**What is asked:** State the number of lines, and only that number, in which the word "Beaufort" appears.

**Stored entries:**
* * *
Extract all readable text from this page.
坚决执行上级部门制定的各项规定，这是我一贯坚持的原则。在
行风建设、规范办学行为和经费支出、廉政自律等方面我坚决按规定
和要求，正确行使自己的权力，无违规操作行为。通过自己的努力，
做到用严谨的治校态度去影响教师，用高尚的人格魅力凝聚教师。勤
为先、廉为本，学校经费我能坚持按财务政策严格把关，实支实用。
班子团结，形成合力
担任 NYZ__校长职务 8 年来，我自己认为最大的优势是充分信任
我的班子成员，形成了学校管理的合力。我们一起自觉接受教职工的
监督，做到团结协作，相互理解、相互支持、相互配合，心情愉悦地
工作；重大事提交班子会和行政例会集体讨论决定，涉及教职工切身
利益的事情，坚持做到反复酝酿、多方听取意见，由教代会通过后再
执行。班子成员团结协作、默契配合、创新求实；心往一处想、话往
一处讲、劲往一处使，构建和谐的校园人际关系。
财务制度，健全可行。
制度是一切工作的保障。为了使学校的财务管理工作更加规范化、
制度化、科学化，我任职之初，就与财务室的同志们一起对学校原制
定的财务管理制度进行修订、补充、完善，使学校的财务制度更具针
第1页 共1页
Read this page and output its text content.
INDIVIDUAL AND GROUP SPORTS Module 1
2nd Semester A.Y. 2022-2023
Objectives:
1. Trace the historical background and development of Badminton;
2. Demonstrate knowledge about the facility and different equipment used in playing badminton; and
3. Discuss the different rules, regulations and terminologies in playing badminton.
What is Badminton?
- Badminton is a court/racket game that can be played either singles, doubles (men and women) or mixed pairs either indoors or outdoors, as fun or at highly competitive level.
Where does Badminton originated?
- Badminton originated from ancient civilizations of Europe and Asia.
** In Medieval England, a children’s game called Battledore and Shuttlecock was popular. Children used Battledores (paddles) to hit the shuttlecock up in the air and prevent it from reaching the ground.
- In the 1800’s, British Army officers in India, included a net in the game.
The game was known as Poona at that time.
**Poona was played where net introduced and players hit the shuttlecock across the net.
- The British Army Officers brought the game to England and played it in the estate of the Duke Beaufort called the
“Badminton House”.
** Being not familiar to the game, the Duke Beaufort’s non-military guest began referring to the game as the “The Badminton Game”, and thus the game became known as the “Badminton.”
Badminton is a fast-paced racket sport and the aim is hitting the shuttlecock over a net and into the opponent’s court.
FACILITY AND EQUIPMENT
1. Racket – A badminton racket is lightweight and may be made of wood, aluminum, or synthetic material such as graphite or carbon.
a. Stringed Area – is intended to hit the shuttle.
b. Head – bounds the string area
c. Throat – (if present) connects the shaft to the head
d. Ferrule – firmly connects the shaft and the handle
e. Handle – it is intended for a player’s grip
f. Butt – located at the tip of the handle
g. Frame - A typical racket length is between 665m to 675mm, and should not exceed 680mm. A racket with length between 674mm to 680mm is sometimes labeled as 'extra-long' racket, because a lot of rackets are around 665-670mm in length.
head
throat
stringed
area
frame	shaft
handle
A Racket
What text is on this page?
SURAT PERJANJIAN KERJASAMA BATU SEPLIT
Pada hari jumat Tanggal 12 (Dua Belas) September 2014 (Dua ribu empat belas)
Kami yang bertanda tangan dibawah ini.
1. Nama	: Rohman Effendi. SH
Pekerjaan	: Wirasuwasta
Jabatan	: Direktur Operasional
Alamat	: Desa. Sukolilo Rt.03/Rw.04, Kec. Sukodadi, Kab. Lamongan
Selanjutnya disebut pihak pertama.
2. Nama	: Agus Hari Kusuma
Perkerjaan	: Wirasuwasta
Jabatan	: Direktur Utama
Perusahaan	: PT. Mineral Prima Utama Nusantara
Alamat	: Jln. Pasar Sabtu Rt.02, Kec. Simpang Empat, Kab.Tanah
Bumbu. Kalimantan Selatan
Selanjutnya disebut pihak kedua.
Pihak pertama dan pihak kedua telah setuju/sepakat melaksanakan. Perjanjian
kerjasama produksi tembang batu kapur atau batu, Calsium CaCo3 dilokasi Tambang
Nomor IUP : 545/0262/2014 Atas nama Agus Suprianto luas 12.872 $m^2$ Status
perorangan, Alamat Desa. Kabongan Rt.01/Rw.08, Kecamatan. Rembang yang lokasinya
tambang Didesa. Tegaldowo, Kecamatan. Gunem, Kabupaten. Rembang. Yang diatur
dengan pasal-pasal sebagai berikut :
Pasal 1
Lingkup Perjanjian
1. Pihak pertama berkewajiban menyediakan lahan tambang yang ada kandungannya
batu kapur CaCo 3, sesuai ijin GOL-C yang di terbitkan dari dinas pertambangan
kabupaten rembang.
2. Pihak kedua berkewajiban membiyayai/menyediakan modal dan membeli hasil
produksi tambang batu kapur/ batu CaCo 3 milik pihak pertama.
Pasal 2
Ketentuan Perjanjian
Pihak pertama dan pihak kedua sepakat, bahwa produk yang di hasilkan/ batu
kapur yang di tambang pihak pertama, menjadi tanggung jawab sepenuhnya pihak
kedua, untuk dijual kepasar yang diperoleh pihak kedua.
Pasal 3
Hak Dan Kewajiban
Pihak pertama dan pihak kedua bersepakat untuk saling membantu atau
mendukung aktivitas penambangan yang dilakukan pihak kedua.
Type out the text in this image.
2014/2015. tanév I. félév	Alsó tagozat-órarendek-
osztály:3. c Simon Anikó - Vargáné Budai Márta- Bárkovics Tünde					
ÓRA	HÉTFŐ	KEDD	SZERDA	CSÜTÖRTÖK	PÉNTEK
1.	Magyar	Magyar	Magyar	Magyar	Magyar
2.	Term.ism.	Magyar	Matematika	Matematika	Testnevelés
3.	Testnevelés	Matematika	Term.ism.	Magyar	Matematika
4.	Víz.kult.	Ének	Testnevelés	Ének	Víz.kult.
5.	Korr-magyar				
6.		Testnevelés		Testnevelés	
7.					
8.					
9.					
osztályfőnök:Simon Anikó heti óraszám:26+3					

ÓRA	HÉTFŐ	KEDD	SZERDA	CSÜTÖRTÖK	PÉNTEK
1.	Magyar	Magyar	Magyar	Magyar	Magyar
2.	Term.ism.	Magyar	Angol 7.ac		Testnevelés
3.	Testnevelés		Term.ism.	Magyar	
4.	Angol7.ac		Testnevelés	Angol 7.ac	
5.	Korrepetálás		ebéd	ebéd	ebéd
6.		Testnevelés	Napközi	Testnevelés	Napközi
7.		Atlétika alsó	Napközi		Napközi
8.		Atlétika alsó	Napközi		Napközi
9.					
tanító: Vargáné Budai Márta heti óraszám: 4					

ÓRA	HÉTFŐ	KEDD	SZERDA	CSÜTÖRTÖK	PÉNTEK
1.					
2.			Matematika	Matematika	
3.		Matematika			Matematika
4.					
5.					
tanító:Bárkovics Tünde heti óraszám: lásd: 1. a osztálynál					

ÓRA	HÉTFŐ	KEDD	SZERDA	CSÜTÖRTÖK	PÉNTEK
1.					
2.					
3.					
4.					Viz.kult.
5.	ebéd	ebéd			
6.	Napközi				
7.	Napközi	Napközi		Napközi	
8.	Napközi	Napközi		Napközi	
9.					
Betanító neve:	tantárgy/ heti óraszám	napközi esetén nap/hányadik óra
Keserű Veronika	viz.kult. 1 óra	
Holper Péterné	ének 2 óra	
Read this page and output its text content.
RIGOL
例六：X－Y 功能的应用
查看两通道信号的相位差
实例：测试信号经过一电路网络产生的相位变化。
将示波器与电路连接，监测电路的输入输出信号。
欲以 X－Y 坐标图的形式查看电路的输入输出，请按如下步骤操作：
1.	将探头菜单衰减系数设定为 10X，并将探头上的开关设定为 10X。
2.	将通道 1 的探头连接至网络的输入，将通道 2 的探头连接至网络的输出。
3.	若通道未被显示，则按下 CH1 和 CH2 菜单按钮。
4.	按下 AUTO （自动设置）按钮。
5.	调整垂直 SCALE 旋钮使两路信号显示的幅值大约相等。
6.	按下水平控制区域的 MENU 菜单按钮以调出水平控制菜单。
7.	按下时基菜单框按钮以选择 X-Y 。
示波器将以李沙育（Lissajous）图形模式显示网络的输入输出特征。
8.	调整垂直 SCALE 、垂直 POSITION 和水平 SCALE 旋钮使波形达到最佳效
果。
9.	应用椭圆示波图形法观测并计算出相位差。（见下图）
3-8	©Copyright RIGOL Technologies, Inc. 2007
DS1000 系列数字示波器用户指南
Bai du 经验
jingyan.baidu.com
* * *
**Exercise answer:** 2